- Task objective: Comb through the entries for "JSON" and pull out each line that holds it.

- Supplied material:
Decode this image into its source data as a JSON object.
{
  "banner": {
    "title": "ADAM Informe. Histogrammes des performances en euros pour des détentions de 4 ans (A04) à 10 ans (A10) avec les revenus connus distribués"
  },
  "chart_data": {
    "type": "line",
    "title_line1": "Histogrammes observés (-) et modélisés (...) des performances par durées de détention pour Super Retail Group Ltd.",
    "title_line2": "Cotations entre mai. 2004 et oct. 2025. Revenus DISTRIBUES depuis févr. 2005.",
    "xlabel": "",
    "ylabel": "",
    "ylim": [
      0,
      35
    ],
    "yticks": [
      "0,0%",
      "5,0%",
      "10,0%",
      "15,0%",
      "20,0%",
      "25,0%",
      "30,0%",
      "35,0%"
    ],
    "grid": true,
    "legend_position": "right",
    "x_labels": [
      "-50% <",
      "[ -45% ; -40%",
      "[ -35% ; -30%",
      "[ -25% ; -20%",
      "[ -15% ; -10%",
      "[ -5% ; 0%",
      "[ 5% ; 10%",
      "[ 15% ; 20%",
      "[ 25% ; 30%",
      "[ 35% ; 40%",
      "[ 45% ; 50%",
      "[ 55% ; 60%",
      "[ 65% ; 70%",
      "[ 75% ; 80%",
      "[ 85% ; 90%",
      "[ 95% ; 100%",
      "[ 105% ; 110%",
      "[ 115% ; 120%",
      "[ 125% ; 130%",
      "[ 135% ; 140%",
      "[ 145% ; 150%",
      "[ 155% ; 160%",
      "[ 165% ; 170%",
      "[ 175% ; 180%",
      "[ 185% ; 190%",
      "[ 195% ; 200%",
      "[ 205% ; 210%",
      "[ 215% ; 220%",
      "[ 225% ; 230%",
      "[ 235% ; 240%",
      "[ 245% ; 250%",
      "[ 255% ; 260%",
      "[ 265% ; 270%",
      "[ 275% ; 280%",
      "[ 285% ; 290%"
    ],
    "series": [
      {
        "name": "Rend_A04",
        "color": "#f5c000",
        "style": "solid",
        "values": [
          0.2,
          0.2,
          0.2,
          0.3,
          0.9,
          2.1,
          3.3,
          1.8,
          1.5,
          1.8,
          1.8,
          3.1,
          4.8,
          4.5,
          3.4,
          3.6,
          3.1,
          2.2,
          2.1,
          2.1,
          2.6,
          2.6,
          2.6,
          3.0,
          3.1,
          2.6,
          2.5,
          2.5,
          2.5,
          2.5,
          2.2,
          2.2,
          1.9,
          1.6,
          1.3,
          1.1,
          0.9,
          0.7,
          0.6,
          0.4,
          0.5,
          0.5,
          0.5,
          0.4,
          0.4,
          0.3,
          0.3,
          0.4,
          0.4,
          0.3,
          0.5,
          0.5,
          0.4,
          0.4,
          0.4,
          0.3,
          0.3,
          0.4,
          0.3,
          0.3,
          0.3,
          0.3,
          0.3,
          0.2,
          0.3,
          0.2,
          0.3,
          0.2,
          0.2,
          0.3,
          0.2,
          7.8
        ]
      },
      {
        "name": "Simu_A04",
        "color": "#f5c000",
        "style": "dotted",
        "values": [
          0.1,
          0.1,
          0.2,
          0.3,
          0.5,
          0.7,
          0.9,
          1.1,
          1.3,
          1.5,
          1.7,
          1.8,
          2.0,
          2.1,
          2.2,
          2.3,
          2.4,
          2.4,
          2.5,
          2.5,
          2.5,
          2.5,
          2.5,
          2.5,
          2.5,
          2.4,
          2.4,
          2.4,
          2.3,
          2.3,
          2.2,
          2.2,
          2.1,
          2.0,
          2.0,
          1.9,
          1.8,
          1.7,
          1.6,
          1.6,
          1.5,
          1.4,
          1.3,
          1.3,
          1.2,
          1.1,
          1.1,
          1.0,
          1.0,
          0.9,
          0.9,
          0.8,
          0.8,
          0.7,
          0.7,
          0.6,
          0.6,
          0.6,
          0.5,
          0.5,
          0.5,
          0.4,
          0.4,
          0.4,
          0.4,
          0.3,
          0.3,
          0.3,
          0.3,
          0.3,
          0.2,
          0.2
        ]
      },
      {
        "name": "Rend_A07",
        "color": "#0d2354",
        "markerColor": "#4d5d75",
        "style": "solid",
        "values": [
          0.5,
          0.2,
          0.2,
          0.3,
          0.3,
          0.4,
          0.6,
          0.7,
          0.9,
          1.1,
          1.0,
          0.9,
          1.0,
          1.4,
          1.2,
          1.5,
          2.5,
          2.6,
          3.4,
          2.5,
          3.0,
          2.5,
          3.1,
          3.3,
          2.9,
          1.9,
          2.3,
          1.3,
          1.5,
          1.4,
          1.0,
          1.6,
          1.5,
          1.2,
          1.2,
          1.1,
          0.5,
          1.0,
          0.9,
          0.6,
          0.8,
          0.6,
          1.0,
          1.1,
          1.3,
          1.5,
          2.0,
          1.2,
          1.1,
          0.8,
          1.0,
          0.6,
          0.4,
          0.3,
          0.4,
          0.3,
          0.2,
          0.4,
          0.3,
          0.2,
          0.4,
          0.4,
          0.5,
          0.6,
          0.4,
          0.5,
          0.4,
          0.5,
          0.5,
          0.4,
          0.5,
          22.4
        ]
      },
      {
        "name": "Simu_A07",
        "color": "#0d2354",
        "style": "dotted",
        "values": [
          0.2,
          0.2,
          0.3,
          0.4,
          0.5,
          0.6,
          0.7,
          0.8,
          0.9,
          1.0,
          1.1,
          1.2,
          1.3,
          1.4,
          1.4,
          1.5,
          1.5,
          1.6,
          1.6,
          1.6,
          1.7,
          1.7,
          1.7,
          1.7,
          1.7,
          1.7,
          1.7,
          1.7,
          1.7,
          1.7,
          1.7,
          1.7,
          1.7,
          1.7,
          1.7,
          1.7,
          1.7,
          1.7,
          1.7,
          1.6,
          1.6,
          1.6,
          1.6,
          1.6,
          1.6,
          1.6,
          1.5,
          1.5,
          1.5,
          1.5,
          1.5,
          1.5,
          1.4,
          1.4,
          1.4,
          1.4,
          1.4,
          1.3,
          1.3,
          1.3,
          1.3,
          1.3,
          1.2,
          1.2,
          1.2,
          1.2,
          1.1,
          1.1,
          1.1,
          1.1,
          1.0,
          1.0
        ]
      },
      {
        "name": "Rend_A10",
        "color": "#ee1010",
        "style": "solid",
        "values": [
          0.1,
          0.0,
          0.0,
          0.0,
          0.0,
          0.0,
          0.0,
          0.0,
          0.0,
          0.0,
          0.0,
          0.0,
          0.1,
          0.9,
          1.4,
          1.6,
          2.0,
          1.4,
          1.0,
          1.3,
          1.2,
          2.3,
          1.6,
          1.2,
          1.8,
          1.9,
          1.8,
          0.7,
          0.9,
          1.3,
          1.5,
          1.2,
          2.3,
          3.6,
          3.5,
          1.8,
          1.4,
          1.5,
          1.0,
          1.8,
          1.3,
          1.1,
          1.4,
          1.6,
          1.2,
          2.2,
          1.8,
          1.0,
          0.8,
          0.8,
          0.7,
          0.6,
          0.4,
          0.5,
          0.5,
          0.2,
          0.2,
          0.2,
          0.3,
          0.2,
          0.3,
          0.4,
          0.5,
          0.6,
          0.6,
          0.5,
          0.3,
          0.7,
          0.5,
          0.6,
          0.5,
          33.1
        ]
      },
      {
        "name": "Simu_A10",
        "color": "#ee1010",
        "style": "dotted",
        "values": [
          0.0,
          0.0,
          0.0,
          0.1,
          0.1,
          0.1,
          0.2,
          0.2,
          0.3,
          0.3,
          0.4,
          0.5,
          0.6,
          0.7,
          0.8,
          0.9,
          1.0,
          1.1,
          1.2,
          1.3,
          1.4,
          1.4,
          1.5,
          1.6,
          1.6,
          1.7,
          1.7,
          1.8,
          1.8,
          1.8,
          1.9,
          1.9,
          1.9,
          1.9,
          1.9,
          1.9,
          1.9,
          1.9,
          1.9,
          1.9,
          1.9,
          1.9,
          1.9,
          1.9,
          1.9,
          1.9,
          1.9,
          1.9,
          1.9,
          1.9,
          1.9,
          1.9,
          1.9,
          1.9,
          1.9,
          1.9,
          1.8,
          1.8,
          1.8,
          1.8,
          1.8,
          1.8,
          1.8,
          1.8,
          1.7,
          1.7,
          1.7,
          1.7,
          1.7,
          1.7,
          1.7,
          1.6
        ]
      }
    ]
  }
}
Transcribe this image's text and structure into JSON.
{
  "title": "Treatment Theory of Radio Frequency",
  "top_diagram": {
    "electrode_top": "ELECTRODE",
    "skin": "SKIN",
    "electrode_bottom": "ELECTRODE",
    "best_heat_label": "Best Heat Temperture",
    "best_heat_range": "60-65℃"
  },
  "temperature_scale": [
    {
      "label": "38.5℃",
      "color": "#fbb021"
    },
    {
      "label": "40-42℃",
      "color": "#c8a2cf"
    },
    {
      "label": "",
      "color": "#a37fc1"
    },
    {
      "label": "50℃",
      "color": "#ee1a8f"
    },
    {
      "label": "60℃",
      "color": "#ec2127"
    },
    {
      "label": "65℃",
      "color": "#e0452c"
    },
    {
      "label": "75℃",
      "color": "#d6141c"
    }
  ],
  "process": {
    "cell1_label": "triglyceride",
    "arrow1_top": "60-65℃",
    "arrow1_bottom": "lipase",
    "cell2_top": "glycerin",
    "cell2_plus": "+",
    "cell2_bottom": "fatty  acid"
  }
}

- The completed task:
Decode this image into its source data as a JSON object.
Transcribe this image's text and structure into JSON.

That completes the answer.